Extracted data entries
Begin
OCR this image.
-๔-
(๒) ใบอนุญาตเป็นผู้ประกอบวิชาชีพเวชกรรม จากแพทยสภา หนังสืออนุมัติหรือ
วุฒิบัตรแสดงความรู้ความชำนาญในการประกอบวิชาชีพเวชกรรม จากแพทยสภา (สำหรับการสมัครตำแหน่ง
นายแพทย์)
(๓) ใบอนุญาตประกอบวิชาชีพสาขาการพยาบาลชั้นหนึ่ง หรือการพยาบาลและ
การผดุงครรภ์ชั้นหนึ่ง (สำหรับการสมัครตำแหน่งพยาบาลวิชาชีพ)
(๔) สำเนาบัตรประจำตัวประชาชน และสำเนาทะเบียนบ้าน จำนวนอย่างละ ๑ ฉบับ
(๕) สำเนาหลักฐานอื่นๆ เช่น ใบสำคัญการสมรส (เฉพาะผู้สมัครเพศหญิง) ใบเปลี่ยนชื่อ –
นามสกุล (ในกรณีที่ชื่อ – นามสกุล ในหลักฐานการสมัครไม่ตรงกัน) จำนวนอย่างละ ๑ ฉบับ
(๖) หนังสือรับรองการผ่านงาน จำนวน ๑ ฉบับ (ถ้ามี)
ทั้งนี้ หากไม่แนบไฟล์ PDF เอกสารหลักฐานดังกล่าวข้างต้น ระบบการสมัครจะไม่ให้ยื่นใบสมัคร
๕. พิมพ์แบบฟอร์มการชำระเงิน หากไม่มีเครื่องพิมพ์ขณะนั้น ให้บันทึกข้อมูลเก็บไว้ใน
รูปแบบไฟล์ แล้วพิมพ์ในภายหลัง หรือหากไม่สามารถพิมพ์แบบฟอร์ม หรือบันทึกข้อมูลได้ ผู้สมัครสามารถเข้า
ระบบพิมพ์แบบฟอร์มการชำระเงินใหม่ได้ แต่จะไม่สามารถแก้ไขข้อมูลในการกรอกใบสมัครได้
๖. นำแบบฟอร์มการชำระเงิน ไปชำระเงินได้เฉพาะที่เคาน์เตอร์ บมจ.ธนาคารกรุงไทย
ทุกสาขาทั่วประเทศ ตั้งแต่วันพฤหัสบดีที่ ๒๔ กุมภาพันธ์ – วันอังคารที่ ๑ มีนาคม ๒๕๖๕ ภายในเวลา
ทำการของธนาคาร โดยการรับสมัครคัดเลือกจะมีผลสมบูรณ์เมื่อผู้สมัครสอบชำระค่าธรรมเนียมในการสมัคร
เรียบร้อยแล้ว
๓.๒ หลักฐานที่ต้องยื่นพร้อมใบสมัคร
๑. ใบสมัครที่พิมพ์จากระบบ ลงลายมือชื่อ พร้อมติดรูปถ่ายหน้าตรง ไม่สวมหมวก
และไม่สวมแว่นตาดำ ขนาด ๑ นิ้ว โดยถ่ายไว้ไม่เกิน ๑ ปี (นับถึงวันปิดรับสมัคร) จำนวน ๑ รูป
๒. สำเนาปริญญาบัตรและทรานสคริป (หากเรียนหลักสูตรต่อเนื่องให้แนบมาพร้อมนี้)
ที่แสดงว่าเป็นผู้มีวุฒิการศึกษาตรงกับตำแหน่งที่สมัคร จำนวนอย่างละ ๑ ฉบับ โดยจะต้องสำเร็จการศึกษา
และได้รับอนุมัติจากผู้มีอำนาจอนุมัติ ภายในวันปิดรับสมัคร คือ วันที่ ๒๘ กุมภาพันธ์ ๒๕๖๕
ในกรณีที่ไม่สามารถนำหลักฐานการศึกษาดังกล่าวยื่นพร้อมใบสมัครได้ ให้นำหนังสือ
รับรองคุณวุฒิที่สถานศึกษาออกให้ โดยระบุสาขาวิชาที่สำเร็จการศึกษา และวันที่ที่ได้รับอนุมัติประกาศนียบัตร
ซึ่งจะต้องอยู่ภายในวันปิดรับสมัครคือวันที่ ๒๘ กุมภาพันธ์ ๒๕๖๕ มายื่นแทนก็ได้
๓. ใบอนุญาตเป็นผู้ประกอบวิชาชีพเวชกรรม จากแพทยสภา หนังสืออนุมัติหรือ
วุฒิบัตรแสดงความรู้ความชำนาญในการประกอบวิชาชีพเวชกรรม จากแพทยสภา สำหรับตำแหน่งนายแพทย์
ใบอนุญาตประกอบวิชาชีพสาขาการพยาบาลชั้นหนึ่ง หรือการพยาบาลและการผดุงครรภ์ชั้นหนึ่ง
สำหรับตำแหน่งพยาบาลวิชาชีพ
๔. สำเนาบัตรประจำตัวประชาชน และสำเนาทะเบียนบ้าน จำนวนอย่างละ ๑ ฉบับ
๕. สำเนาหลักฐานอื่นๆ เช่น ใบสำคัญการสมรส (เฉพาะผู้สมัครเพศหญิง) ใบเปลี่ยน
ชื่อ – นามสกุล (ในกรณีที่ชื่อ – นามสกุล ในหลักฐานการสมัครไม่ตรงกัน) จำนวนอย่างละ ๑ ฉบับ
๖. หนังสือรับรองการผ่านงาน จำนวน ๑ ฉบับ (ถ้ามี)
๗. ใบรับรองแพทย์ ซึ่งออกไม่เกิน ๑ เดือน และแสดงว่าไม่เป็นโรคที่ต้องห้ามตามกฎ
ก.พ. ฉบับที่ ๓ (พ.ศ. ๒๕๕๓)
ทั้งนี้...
End
__Written request__
Count every line of the records that holds "มการชำระเง". State the number, nothing else.

__The reply__
3